Source data

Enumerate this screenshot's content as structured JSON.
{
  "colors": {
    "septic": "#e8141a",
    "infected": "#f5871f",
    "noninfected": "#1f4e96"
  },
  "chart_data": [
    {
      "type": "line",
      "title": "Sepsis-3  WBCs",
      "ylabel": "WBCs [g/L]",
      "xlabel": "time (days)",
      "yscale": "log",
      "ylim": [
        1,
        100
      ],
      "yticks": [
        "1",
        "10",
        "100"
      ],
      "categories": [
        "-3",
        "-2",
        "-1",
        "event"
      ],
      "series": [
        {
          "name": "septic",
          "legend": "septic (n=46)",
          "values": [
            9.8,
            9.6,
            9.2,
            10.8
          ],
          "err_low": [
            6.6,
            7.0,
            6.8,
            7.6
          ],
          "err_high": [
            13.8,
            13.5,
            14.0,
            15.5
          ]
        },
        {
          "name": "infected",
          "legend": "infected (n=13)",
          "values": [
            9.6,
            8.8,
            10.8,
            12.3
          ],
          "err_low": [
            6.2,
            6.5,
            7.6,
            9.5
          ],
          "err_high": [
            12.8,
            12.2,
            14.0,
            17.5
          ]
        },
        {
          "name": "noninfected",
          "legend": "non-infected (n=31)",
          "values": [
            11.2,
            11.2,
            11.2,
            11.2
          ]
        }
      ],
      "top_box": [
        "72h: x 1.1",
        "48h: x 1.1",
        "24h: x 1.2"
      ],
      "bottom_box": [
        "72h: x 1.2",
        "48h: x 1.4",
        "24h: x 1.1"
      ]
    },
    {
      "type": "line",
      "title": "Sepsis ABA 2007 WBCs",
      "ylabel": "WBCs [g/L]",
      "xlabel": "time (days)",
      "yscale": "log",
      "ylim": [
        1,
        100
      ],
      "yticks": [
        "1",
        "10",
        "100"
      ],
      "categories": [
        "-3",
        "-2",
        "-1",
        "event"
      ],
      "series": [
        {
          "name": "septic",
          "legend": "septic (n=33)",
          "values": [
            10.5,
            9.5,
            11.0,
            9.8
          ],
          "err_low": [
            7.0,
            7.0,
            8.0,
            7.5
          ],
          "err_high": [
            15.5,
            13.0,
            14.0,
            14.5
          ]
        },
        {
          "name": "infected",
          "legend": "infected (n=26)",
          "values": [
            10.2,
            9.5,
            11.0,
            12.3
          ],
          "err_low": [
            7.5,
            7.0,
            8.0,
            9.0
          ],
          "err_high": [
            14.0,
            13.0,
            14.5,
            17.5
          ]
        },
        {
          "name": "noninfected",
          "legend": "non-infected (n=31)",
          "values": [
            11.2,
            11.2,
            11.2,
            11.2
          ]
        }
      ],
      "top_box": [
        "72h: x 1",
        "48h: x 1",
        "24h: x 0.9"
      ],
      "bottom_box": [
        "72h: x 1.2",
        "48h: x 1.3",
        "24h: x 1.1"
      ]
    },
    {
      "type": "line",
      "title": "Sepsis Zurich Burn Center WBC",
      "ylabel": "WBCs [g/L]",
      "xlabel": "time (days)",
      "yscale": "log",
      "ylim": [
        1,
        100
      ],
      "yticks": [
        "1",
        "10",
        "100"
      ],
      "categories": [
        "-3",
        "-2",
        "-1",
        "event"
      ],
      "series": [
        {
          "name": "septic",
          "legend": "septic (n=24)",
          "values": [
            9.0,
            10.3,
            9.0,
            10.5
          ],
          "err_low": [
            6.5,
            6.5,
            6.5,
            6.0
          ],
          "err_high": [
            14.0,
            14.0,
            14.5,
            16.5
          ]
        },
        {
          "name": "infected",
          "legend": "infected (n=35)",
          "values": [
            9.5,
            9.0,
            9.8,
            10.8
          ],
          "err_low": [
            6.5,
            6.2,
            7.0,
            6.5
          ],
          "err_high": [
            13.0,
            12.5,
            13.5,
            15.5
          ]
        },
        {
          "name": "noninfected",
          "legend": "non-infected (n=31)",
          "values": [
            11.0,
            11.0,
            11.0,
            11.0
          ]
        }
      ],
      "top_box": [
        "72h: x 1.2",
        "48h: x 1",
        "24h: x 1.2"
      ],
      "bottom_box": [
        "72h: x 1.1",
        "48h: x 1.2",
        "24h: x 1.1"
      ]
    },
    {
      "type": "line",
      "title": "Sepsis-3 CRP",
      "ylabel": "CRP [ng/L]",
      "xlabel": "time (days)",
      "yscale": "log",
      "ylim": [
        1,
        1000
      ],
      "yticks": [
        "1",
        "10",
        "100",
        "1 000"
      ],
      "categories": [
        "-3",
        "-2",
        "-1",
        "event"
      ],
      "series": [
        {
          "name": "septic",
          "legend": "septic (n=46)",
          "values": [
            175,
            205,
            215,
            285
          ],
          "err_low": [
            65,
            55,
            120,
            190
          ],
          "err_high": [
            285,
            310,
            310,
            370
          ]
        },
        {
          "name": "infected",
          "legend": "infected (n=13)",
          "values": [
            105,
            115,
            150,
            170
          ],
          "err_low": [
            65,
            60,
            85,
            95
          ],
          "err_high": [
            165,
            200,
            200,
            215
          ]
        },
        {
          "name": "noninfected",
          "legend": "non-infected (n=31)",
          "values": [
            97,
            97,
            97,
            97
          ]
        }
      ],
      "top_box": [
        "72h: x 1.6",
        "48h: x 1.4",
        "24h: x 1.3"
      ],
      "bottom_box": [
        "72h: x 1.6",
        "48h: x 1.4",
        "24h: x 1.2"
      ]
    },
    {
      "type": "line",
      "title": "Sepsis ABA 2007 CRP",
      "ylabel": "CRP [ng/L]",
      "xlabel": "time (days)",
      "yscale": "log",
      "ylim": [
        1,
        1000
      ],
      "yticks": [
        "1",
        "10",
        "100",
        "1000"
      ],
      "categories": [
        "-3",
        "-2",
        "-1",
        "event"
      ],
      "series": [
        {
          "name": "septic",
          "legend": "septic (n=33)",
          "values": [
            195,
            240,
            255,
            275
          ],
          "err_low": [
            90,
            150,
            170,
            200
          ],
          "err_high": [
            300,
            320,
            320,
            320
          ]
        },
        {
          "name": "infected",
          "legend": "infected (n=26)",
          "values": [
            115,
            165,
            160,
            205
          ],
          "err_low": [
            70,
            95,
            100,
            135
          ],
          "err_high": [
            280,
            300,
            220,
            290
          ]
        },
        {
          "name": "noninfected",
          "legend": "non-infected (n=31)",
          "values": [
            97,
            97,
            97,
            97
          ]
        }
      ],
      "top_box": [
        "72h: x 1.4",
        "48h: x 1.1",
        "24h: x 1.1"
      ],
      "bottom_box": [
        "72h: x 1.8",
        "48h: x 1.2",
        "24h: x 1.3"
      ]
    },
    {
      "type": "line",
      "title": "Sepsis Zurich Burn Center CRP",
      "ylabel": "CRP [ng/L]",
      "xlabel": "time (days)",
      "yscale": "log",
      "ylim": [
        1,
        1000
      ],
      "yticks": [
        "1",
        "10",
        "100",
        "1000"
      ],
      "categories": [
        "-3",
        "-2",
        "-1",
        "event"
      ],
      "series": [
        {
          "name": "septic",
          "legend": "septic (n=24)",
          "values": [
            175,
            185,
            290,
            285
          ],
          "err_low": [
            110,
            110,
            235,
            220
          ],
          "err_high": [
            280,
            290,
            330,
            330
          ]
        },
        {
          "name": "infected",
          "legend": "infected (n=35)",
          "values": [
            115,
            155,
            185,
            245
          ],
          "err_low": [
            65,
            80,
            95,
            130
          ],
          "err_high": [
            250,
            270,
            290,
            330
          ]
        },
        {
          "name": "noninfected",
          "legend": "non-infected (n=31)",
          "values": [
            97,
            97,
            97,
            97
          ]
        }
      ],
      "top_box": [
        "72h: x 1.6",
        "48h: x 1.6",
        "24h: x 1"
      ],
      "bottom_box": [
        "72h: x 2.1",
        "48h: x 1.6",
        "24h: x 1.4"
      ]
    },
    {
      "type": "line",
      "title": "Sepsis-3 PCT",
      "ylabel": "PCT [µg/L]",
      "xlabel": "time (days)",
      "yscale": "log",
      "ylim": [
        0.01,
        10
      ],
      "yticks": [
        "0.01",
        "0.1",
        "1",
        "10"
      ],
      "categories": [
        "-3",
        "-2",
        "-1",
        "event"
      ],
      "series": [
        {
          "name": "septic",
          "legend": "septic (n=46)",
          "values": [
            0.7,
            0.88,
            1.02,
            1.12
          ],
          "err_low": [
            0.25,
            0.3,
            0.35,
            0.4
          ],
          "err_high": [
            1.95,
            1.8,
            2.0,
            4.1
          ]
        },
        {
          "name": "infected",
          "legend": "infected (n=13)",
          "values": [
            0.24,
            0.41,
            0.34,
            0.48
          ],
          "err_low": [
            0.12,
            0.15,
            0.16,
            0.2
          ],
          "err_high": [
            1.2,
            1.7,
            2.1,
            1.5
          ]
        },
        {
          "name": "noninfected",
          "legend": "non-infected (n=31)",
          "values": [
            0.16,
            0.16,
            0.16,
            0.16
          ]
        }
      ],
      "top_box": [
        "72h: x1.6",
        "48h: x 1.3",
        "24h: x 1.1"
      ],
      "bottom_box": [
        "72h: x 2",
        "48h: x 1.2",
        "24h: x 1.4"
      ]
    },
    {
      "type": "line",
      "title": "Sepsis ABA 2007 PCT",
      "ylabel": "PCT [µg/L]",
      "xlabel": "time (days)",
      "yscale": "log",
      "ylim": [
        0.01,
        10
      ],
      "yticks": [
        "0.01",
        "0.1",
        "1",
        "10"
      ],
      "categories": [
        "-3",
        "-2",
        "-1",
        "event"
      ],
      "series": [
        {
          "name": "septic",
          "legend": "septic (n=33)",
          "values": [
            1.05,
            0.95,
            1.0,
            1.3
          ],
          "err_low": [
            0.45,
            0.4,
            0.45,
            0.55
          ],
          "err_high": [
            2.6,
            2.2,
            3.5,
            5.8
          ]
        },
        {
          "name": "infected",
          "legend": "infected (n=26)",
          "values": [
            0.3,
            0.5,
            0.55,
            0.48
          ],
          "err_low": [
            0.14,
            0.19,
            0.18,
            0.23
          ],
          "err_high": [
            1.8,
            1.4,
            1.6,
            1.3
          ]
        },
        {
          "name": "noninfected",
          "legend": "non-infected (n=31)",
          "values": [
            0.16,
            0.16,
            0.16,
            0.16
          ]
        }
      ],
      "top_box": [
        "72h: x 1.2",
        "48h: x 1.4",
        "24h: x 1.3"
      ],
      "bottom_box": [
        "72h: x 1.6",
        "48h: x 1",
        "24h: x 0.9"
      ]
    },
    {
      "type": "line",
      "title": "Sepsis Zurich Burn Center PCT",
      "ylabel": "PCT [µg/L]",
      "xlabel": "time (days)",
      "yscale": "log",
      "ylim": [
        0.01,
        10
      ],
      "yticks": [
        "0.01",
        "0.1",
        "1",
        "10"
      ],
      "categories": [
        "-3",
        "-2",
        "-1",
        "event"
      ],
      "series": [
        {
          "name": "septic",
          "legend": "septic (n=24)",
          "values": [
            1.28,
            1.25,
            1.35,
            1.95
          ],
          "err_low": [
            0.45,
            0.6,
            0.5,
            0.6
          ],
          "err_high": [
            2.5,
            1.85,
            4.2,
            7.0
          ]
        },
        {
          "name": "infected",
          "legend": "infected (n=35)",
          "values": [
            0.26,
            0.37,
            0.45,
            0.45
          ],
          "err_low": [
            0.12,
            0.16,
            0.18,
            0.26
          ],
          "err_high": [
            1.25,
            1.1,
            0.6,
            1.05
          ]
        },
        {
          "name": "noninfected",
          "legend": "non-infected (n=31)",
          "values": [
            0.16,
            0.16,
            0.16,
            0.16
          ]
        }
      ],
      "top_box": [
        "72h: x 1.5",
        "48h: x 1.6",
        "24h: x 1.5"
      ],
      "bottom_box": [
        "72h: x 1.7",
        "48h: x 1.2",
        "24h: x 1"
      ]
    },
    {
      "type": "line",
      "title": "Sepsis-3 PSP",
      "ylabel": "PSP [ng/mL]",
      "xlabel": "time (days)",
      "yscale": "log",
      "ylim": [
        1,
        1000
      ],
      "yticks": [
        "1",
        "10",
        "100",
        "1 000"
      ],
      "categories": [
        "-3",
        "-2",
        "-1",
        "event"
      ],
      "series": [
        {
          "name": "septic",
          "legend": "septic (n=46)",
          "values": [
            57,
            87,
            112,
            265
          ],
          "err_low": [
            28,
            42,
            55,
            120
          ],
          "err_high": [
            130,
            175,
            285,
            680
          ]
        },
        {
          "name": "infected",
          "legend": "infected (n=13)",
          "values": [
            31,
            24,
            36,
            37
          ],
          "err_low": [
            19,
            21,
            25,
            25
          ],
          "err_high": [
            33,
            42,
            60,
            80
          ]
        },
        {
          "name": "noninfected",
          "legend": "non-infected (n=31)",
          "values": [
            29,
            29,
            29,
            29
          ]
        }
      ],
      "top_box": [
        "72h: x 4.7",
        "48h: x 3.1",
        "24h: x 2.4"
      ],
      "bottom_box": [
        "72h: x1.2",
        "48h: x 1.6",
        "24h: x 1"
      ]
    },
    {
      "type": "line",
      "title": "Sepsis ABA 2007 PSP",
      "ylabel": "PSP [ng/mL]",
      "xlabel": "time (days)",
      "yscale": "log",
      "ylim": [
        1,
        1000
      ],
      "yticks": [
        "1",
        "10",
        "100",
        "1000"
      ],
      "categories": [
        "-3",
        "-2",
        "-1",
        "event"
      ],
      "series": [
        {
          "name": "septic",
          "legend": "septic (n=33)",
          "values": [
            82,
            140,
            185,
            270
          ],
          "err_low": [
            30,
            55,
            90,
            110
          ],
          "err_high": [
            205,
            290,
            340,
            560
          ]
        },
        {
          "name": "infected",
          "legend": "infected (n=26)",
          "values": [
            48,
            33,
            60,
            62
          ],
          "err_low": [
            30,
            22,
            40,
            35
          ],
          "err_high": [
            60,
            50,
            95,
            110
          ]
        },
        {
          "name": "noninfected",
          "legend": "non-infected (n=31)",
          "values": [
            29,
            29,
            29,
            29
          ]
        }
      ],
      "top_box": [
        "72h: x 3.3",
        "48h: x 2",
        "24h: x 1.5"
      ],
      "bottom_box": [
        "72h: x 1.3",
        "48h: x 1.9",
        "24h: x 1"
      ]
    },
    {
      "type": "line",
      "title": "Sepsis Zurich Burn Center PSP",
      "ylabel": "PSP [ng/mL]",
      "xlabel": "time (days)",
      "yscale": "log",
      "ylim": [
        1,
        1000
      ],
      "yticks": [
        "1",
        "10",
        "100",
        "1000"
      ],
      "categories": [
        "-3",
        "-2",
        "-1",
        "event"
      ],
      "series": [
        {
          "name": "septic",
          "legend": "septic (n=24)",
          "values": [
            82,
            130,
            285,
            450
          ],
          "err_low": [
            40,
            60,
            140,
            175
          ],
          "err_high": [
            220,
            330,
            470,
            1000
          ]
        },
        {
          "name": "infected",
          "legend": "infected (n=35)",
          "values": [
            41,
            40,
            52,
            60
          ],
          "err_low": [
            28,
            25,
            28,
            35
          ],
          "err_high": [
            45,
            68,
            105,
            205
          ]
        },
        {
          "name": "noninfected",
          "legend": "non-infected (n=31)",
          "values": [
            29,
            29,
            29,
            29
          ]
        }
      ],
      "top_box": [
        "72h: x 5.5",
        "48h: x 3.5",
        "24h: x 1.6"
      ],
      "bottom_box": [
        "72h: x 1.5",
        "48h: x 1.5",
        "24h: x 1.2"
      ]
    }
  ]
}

» **Instruction**:
Copy whichever lines in the listing above contain the word "title".

» **Written solution**:
      "title": "Sepsis-3  WBCs",
      "title": "Sepsis ABA 2007 WBCs",
      "title": "Sepsis Zurich Burn Center WBC",
      "title": "Sepsis-3 CRP",
      "title": "Sepsis ABA 2007 CRP",
      "title": "Sepsis Zurich Burn Center CRP",
      "title": "Sepsis-3 PCT",
      "title": "Sepsis ABA 2007 PCT",
      "title": "Sepsis Zurich Burn Center PCT",
      "title": "Sepsis-3 PSP",
      "title": "Sepsis ABA 2007 PSP",
      "title": "Sepsis Zurich Burn Center PSP",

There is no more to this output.